■ What the exercise asks: Find the lines in the listing below that have the word "health" and give their count, nothing else.

Content starts

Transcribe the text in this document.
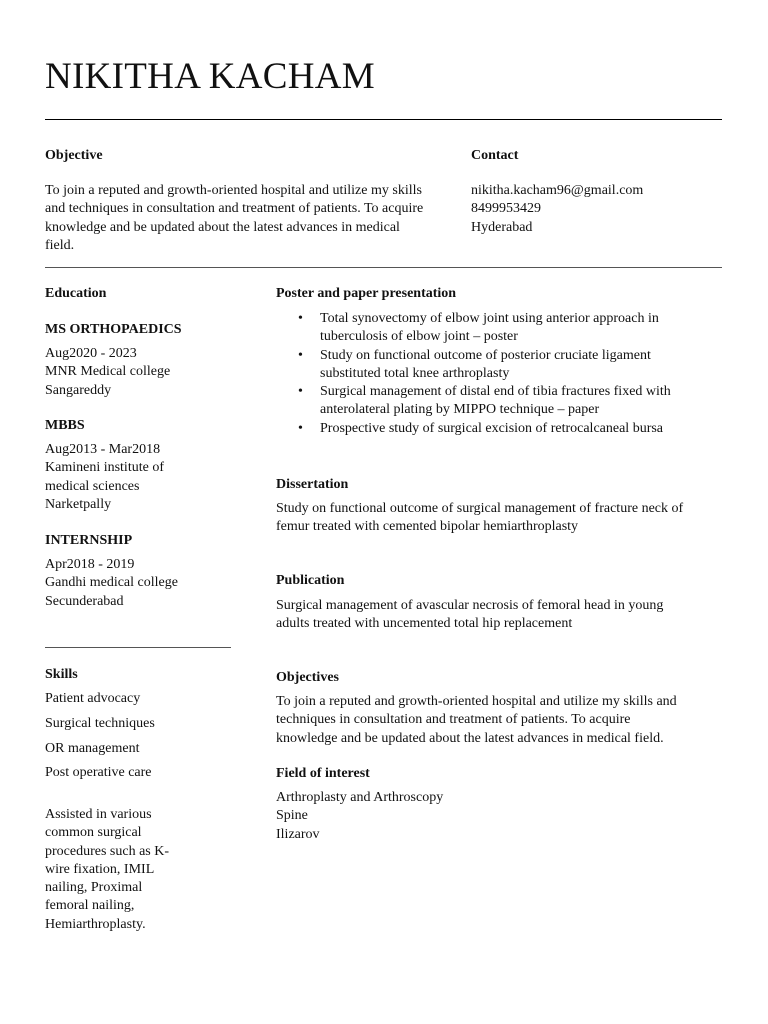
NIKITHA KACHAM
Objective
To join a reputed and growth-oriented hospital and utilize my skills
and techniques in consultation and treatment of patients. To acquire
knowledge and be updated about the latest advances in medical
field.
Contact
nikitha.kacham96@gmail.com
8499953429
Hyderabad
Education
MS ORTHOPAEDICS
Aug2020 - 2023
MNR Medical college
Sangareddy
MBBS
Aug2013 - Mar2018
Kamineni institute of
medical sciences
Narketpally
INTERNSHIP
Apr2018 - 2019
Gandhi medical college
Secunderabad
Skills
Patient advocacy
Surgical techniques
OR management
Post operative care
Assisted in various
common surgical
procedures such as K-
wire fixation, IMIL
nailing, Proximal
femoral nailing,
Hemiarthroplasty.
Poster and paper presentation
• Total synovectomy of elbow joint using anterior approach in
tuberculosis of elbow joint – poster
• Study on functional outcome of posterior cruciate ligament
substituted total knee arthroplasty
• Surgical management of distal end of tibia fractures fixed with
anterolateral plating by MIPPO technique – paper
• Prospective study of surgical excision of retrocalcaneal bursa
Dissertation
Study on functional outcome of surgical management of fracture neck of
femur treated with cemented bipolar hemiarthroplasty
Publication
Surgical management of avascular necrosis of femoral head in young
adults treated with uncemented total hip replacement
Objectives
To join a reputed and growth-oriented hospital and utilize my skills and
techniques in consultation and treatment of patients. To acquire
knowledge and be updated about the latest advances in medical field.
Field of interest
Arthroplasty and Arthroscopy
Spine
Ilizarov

Content ends
Content starts

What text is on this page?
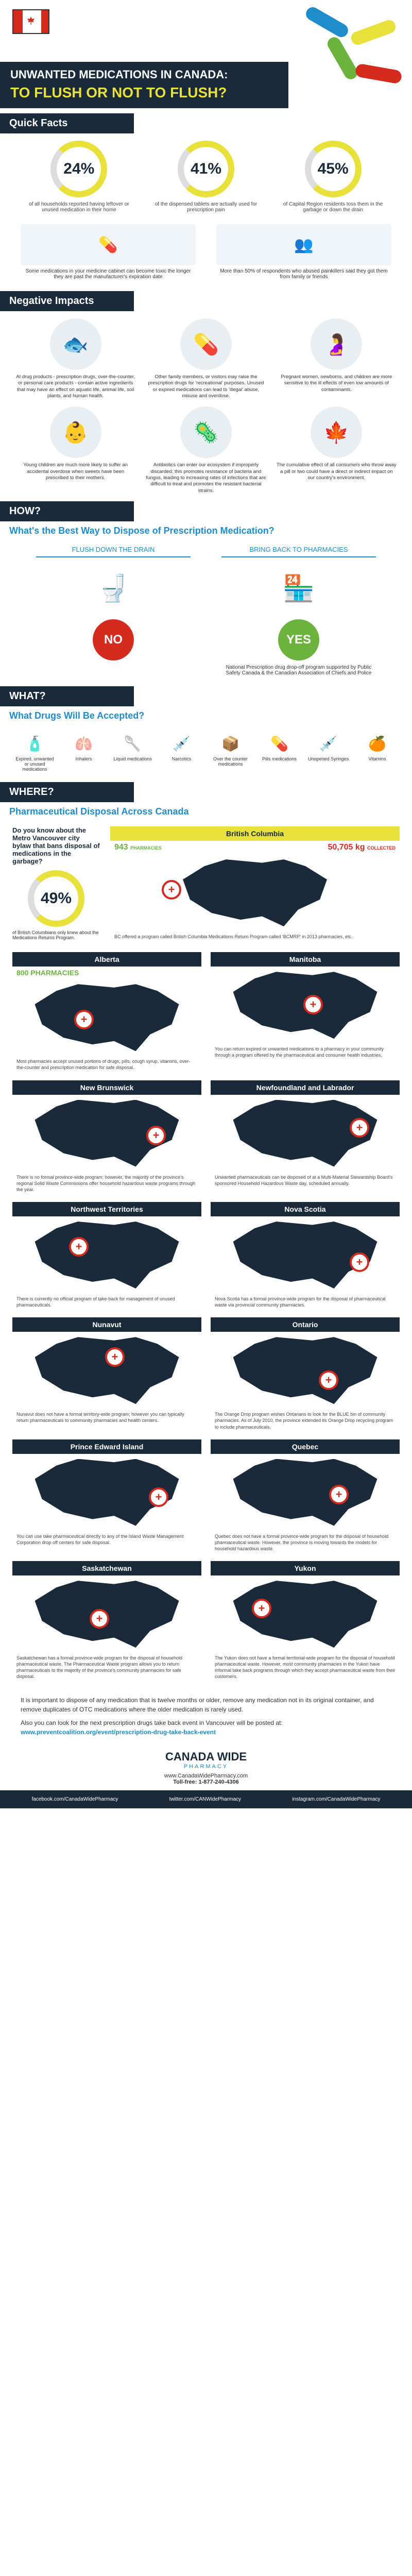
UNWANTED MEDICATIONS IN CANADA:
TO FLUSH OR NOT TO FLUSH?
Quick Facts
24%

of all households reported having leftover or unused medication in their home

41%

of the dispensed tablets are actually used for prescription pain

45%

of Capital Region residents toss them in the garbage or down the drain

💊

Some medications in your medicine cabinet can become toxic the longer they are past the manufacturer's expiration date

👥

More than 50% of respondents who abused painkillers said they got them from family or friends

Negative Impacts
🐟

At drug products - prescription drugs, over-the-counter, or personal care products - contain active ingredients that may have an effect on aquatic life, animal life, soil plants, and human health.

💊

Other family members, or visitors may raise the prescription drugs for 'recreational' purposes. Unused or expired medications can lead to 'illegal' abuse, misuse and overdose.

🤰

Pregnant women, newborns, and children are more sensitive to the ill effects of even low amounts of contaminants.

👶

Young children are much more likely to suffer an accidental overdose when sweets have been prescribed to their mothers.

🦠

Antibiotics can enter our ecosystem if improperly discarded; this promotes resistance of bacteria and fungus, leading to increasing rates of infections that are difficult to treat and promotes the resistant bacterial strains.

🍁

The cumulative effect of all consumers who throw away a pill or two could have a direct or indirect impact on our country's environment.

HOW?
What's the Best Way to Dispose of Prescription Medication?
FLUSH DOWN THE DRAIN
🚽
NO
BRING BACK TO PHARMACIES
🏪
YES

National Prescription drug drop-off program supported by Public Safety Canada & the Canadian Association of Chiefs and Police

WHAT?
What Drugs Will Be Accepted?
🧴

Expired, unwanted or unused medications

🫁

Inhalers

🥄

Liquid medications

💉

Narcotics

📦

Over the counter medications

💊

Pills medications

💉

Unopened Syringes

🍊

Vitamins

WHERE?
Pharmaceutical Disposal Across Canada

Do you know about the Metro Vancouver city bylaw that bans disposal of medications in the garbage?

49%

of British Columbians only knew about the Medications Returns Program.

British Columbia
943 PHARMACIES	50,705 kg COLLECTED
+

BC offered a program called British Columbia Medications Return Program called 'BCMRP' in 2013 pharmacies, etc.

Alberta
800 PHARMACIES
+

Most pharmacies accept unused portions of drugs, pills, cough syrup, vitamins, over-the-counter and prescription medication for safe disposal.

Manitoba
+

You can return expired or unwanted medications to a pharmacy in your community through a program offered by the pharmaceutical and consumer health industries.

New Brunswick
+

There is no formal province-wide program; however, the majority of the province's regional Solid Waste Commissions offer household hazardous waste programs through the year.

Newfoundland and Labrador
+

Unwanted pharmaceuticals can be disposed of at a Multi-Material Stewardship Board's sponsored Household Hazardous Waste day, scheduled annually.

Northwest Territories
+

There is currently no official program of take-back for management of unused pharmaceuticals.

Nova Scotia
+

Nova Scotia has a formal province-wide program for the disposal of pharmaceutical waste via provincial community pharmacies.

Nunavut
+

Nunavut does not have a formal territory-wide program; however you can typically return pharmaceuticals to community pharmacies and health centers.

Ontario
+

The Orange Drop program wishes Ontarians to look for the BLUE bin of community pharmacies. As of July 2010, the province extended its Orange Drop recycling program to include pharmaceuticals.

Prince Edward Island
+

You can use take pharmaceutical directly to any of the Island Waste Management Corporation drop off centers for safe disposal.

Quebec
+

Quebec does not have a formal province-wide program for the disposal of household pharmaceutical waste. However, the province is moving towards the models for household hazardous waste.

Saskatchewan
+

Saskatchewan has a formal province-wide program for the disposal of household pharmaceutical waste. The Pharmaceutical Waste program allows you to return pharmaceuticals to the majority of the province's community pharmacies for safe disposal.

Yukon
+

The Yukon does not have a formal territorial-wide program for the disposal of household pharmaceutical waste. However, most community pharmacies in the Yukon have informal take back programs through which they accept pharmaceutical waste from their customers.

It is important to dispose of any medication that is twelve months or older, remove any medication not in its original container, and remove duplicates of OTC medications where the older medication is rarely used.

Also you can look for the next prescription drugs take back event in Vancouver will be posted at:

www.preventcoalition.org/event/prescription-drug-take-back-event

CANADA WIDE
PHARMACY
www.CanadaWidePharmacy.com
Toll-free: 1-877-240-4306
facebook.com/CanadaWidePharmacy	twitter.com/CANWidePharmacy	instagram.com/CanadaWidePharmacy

Content ends

■ Expected output: 3